++++ Source material ++++
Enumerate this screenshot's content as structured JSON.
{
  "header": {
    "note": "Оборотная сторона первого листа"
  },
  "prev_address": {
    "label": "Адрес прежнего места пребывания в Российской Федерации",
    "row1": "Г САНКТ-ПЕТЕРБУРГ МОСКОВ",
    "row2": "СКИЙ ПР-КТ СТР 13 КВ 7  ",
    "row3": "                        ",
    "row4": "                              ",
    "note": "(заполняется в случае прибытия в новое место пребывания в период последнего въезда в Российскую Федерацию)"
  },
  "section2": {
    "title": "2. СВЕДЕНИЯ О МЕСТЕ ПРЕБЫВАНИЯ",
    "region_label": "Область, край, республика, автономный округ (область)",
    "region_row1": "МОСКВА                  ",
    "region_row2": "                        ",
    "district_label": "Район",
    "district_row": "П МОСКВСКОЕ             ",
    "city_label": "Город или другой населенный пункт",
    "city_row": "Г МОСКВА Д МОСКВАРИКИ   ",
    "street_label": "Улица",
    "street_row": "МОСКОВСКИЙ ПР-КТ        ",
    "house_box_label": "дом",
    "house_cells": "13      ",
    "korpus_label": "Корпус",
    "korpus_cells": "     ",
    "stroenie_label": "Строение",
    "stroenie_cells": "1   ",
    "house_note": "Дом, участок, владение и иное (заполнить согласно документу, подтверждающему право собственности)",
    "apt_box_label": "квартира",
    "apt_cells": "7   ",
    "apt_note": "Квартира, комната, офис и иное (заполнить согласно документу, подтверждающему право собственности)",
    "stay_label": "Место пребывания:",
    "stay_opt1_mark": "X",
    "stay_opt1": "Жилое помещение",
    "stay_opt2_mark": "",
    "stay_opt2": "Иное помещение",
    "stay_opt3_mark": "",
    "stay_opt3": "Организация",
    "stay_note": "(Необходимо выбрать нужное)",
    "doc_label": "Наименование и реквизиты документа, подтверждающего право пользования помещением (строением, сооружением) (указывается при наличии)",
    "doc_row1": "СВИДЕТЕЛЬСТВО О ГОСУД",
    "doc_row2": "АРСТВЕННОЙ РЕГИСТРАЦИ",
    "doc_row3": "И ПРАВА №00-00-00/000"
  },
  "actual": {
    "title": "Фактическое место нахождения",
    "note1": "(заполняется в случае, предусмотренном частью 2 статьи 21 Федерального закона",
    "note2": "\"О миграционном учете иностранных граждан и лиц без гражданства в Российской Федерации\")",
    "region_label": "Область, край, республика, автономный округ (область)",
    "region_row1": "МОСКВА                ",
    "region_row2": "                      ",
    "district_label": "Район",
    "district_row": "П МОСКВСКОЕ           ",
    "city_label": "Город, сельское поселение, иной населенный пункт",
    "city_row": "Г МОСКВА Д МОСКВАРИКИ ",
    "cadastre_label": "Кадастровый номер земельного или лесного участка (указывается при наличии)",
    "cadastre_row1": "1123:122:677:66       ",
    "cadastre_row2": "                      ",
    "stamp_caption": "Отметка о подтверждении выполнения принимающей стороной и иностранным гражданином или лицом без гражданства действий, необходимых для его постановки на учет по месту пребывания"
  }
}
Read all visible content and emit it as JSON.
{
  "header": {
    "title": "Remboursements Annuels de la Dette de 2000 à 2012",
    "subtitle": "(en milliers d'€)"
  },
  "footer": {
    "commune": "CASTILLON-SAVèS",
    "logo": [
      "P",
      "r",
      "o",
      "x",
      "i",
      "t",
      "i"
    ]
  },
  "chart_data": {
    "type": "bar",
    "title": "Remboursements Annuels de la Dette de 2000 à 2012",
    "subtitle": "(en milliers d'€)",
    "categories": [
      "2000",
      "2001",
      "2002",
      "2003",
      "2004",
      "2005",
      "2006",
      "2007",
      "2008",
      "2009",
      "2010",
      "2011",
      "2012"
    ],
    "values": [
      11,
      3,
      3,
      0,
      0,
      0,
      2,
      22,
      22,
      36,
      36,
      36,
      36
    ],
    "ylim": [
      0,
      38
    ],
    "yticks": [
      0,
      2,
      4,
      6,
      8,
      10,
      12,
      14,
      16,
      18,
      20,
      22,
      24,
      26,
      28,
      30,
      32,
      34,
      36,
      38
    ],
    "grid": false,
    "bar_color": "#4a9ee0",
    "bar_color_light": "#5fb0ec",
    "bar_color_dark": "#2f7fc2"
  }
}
++++
* _Work to do_:
Extract all of the data shown above and repeat it verbatim.

* _Result below_:
Enumerate this screenshot's content as structured JSON.
{
  "header": {
    "note": "Оборотная сторона первого листа"
  },
  "prev_address": {
    "label": "Адрес прежнего места пребывания в Российской Федерации",
    "row1": "Г САНКТ-ПЕТЕРБУРГ МОСКОВ",
    "row2": "СКИЙ ПР-КТ СТР 13 КВ 7  ",
    "row3": "                        ",
    "row4": "                              ",
    "note": "(заполняется в случае прибытия в новое место пребывания в период последнего въезда в Российскую Федерацию)"
  },
  "section2": {
    "title": "2. СВЕДЕНИЯ О МЕСТЕ ПРЕБЫВАНИЯ",
    "region_label": "Область, край, республика, автономный округ (область)",
    "region_row1": "МОСКВА                  ",
    "region_row2": "                        ",
    "district_label": "Район",
    "district_row": "П МОСКВСКОЕ             ",
    "city_label": "Город или другой населенный пункт",
    "city_row": "Г МОСКВА Д МОСКВАРИКИ   ",
    "street_label": "Улица",
    "street_row": "МОСКОВСКИЙ ПР-КТ        ",
    "house_box_label": "дом",
    "house_cells": "13      ",
    "korpus_label": "Корпус",
    "korpus_cells": "     ",
    "stroenie_label": "Строение",
    "stroenie_cells": "1   ",
    "house_note": "Дом, участок, владение и иное (заполнить согласно документу, подтверждающему право собственности)",
    "apt_box_label": "квартира",
    "apt_cells": "7   ",
    "apt_note": "Квартира, комната, офис и иное (заполнить согласно документу, подтверждающему право собственности)",
    "stay_label": "Место пребывания:",
    "stay_opt1_mark": "X",
    "stay_opt1": "Жилое помещение",
    "stay_opt2_mark": "",
    "stay_opt2": "Иное помещение",
    "stay_opt3_mark": "",
    "stay_opt3": "Организация",
    "stay_note": "(Необходимо выбрать нужное)",
    "doc_label": "Наименование и реквизиты документа, подтверждающего право пользования помещением (строением, сооружением) (указывается при наличии)",
    "doc_row1": "СВИДЕТЕЛЬСТВО О ГОСУД",
    "doc_row2": "АРСТВЕННОЙ РЕГИСТРАЦИ",
    "doc_row3": "И ПРАВА №00-00-00/000"
  },
  "actual": {
    "title": "Фактическое место нахождения",
    "note1": "(заполняется в случае, предусмотренном частью 2 статьи 21 Федерального закона",
    "note2": "\"О миграционном учете иностранных граждан и лиц без гражданства в Российской Федерации\")",
    "region_label": "Область, край, республика, автономный округ (область)",
    "region_row1": "МОСКВА                ",
    "region_row2": "                      ",
    "district_label": "Район",
    "district_row": "П МОСКВСКОЕ           ",
    "city_label": "Город, сельское поселение, иной населенный пункт",
    "city_row": "Г МОСКВА Д МОСКВАРИКИ ",
    "cadastre_label": "Кадастровый номер земельного или лесного участка (указывается при наличии)",
    "cadastre_row1": "1123:122:677:66       ",
    "cadastre_row2": "                      ",
    "stamp_caption": "Отметка о подтверждении выполнения принимающей стороной и иностранным гражданином или лицом без гражданства действий, необходимых для его постановки на учет по месту пребывания"
  }
}
Read all visible content and emit it as JSON.
{
  "header": {
    "title": "Remboursements Annuels de la Dette de 2000 à 2012",
    "subtitle": "(en milliers d'€)"
  },
  "footer": {
    "commune": "CASTILLON-SAVèS",
    "logo": [
      "P",
      "r",
      "o",
      "x",
      "i",
      "t",
      "i"
    ]
  },
  "chart_data": {
    "type": "bar",
    "title": "Remboursements Annuels de la Dette de 2000 à 2012",
    "subtitle": "(en milliers d'€)",
    "categories": [
      "2000",
      "2001",
      "2002",
      "2003",
      "2004",
      "2005",
      "2006",
      "2007",
      "2008",
      "2009",
      "2010",
      "2011",
      "2012"
    ],
    "values": [
      11,
      3,
      3,
      0,
      0,
      0,
      2,
      22,
      22,
      36,
      36,
      36,
      36
    ],
    "ylim": [
      0,
      38
    ],
    "yticks": [
      0,
      2,
      4,
      6,
      8,
      10,
      12,
      14,
      16,
      18,
      20,
      22,
      24,
      26,
      28,
      30,
      32,
      34,
      36,
      38
    ],
    "grid": false,
    "bar_color": "#4a9ee0",
    "bar_color_light": "#5fb0ec",
    "bar_color_dark": "#2f7fc2"
  }
}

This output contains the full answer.